▸ Aim of the exercise: Could you collect every line of the data below that contains the string "icon"? Matching is case-sensitive.

(Recorded data)
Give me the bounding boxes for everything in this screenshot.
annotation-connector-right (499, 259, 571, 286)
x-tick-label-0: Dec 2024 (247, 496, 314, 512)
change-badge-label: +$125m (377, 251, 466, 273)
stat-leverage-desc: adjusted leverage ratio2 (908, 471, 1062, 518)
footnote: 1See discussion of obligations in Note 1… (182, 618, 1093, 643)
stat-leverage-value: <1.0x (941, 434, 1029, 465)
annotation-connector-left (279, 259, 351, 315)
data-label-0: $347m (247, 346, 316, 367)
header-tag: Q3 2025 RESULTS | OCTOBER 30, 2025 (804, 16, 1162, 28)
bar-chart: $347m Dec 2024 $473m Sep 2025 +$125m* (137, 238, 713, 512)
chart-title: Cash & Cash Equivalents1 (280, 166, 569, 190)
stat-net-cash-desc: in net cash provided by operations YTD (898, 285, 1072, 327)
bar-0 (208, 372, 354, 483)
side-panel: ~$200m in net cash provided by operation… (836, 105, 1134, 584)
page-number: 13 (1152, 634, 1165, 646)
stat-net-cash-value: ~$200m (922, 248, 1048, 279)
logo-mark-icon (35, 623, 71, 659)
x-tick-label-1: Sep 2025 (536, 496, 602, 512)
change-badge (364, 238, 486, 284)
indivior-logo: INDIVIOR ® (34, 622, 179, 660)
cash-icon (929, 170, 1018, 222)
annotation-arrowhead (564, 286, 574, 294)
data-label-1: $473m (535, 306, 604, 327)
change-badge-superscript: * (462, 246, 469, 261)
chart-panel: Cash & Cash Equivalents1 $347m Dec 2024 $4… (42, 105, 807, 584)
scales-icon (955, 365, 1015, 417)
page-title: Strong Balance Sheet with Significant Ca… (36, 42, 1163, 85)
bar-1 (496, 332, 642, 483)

▸ Solution to the exercise:
logo-mark-icon (35, 623, 71, 659)
cash-icon (929, 170, 1018, 222)
scales-icon (955, 365, 1015, 417)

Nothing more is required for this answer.